(Rows from a layout dataset)

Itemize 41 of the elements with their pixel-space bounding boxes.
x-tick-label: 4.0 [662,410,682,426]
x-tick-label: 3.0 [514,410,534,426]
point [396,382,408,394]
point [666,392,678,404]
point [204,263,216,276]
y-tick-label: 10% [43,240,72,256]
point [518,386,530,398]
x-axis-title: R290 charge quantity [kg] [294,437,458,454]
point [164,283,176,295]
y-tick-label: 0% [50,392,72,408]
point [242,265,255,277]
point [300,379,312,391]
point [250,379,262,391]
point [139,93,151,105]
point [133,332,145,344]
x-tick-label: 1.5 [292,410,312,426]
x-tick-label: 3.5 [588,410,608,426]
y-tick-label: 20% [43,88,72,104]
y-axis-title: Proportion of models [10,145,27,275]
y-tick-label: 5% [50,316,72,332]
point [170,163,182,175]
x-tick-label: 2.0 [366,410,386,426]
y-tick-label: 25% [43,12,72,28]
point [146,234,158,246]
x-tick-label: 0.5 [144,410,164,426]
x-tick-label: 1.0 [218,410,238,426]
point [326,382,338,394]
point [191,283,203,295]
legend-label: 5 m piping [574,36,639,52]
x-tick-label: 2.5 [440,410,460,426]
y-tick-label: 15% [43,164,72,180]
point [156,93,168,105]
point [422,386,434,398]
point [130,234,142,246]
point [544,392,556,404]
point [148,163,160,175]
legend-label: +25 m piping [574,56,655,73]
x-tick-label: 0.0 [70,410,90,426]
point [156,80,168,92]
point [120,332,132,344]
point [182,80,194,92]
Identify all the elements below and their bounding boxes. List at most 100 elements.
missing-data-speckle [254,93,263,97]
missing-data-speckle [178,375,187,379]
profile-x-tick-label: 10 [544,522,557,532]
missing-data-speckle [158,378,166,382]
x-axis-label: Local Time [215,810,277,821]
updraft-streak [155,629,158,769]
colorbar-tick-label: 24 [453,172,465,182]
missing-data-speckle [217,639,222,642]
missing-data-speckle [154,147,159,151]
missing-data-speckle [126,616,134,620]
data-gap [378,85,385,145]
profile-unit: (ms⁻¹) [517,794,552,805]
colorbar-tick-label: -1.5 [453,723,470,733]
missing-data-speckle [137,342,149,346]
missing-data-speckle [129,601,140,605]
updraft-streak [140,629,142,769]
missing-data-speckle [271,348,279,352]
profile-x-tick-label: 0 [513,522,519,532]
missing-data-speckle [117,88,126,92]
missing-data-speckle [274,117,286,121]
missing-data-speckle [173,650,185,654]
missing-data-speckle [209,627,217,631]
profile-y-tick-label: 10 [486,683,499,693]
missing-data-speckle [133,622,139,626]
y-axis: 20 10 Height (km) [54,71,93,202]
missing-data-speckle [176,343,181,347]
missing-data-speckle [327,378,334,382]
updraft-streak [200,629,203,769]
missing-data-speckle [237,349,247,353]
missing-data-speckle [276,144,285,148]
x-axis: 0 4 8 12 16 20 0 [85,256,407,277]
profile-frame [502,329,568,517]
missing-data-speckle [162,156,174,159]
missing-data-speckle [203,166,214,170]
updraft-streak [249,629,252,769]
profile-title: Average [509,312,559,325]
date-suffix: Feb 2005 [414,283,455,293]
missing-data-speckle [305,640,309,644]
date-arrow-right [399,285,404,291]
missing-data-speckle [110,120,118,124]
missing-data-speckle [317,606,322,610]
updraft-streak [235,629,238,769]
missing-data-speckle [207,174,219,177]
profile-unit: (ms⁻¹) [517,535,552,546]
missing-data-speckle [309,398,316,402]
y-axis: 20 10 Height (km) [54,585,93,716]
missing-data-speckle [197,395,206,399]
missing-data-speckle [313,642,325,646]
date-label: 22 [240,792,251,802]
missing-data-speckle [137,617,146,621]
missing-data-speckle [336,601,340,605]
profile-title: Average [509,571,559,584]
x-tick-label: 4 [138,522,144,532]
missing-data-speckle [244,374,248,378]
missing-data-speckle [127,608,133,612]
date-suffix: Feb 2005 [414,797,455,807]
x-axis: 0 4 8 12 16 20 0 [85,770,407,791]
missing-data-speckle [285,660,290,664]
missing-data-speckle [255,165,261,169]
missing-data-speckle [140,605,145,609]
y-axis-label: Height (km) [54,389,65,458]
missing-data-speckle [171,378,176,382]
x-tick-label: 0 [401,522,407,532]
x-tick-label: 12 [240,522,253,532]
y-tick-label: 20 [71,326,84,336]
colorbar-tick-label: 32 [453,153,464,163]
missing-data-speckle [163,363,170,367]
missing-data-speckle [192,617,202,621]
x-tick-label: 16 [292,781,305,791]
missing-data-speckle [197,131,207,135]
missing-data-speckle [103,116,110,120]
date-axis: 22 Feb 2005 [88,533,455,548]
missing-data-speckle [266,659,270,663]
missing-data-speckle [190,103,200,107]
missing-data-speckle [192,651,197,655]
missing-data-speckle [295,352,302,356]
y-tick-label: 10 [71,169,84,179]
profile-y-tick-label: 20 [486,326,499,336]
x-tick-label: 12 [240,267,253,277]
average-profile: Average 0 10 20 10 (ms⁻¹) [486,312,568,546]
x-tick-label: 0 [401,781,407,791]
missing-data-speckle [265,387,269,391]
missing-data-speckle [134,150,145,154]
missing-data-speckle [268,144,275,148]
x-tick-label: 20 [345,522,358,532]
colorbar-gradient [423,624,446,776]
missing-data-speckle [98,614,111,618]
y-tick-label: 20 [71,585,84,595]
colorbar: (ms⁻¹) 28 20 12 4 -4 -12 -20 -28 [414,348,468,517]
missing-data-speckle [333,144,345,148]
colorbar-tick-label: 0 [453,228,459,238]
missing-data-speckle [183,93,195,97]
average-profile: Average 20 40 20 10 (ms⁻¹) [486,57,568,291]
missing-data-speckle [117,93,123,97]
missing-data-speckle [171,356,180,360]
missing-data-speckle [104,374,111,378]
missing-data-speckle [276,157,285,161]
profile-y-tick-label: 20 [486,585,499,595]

Task details
Set out every line of the records above as one numbered list, leaving out any blank lines.

Full response
1. Itemize 41 of the elements with their pixel-space bounding boxes.
2. x-tick-label: 4.0 [662,410,682,426]
3. x-tick-label: 3.0 [514,410,534,426]
4. point [396,382,408,394]
5. point [666,392,678,404]
6. point [204,263,216,276]
7. y-tick-label: 10% [43,240,72,256]
8. point [518,386,530,398]
9. x-axis-title: R290 charge quantity [kg] [294,437,458,454]
10. point [164,283,176,295]
11. y-tick-label: 0% [50,392,72,408]
12. point [242,265,255,277]
13. point [300,379,312,391]
14. point [250,379,262,391]
15. point [139,93,151,105]
16. point [133,332,145,344]
17. x-tick-label: 1.5 [292,410,312,426]
18. x-tick-label: 3.5 [588,410,608,426]
19. y-tick-label: 20% [43,88,72,104]
20. y-axis-title: Proportion of models [10,145,27,275]
21. y-tick-label: 5% [50,316,72,332]
22. point [170,163,182,175]
23. x-tick-label: 2.0 [366,410,386,426]
24. y-tick-label: 25% [43,12,72,28]
25. point [146,234,158,246]
26. x-tick-label: 0.5 [144,410,164,426]
27. x-tick-label: 1.0 [218,410,238,426]
28. point [326,382,338,394]
29. point [191,283,203,295]
30. legend-label: 5 m piping [574,36,639,52]
31. x-tick-label: 2.5 [440,410,460,426]
32. y-tick-label: 15% [43,164,72,180]
33. point [156,93,168,105]
34. point [422,386,434,398]
35. point [130,234,142,246]
36. point [544,392,556,404]
37. point [148,163,160,175]
38. legend-label: +25 m piping [574,56,655,73]
39. x-tick-label: 0.0 [70,410,90,426]
40. point [156,80,168,92]
41. point [120,332,132,344]
42. point [182,80,194,92]
43. Identify all the elements below and their bounding boxes. List at most 100 elements.
44. missing-data-speckle [254,93,263,97]
45. missing-data-speckle [178,375,187,379]
46. profile-x-tick-label: 10 [544,522,557,532]
47. missing-data-speckle [158,378,166,382]
48. x-axis-label: Local Time [215,810,277,821]
49. updraft-streak [155,629,158,769]
50. colorbar-tick-label: 24 [453,172,465,182]
51. missing-data-speckle [217,639,222,642]
52. missing-data-speckle [154,147,159,151]
53. missing-data-speckle [126,616,134,620]
54. data-gap [378,85,385,145]
55. profile-unit: (ms⁻¹) [517,794,552,805]
56. colorbar-tick-label: -1.5 [453,723,470,733]
57. missing-data-speckle [137,342,149,346]
58. missing-data-speckle [129,601,140,605]
59. updraft-streak [140,629,142,769]
60. missing-data-speckle [271,348,279,352]
61. profile-x-tick-label: 0 [513,522,519,532]
62. missing-data-speckle [117,88,126,92]
63. missing-data-speckle [274,117,286,121]
64. missing-data-speckle [173,650,185,654]
65. missing-data-speckle [209,627,217,631]
66. profile-y-tick-label: 10 [486,683,499,693]
67. missing-data-speckle [133,622,139,626]
68. y-axis: 20 10 Height (km) [54,71,93,202]
69. missing-data-speckle [176,343,181,347]
70. missing-data-speckle [327,378,334,382]
71. updraft-streak [200,629,203,769]
72. missing-data-speckle [237,349,247,353]
73. missing-data-speckle [276,144,285,148]
74. x-axis: 0 4 8 12 16 20 0 [85,256,407,277]
75. profile-frame [502,329,568,517]
76. missing-data-speckle [162,156,174,159]
77. missing-data-speckle [203,166,214,170]
78. updraft-streak [249,629,252,769]
79. profile-title: Average [509,312,559,325]
80. date-suffix: Feb 2005 [414,283,455,293]
81. missing-data-speckle [305,640,309,644]
82. date-arrow-right [399,285,404,291]
83. missing-data-speckle [110,120,118,124]
84. missing-data-speckle [317,606,322,610]
85. updraft-streak [235,629,238,769]
86. missing-data-speckle [207,174,219,177]
87. profile-unit: (ms⁻¹) [517,535,552,546]
88. missing-data-speckle [309,398,316,402]
89. y-axis: 20 10 Height (km) [54,585,93,716]
90. missing-data-speckle [197,395,206,399]
91. missing-data-speckle [313,642,325,646]
92. date-label: 22 [240,792,251,802]
93. missing-data-speckle [137,617,146,621]
94. missing-data-speckle [336,601,340,605]
95. profile-title: Average [509,571,559,584]
96. x-tick-label: 4 [138,522,144,532]
97. missing-data-speckle [244,374,248,378]
98. missing-data-speckle [127,608,133,612]
99. date-suffix: Feb 2005 [414,797,455,807]
100. x-axis: 0 4 8 12 16 20 0 [85,770,407,791]
101. missing-data-speckle [285,660,290,664]
102. missing-data-speckle [255,165,261,169]
103. missing-data-speckle [140,605,145,609]
104. y-axis-label: Height (km) [54,389,65,458]
105. missing-data-speckle [171,378,176,382]
106. x-tick-label: 0 [401,522,407,532]
107. x-tick-label: 12 [240,522,253,532]
108. y-tick-label: 20 [71,326,84,336]
109. colorbar-tick-label: 32 [453,153,464,163]
110. missing-data-speckle [163,363,170,367]
111. missing-data-speckle [192,617,202,621]
112. x-tick-label: 16 [292,781,305,791]
113. missing-data-speckle [197,131,207,135]
114. missing-data-speckle [103,116,110,120]
115. date-axis: 22 Feb 2005 [88,533,455,548]
116. missing-data-speckle [266,659,270,663]
117. missing-data-speckle [190,103,200,107]
118. missing-data-speckle [192,651,197,655]
119. missing-data-speckle [295,352,302,356]
120. y-tick-label: 10 [71,169,84,179]
121. profile-y-tick-label: 20 [486,326,499,336]
122. x-tick-label: 12 [240,267,253,277]
123. average-profile: Average 0 10 20 10 (ms⁻¹) [486,312,568,546]
124. x-tick-label: 0 [401,781,407,791]
125. missing-data-speckle [265,387,269,391]
126. missing-data-speckle [134,150,145,154]
127. missing-data-speckle [268,144,275,148]
128. x-tick-label: 20 [345,522,358,532]
129. colorbar-gradient [423,624,446,776]
130. missing-data-speckle [98,614,111,618]
131. y-tick-label: 20 [71,585,84,595]
132. colorbar: (ms⁻¹) 28 20 12 4 -4 -12 -20 -28 [414,348,468,517]
133. missing-data-speckle [333,144,345,148]
134. colorbar-tick-label: 0 [453,228,459,238]
135. missing-data-speckle [183,93,195,97]
136. average-profile: Average 20 40 20 10 (ms⁻¹) [486,57,568,291]
137. missing-data-speckle [117,93,123,97]
138. missing-data-speckle [171,356,180,360]
139. missing-data-speckle [104,374,111,378]
140. missing-data-speckle [276,157,285,161]
141. profile-y-tick-label: 20 [486,585,499,595]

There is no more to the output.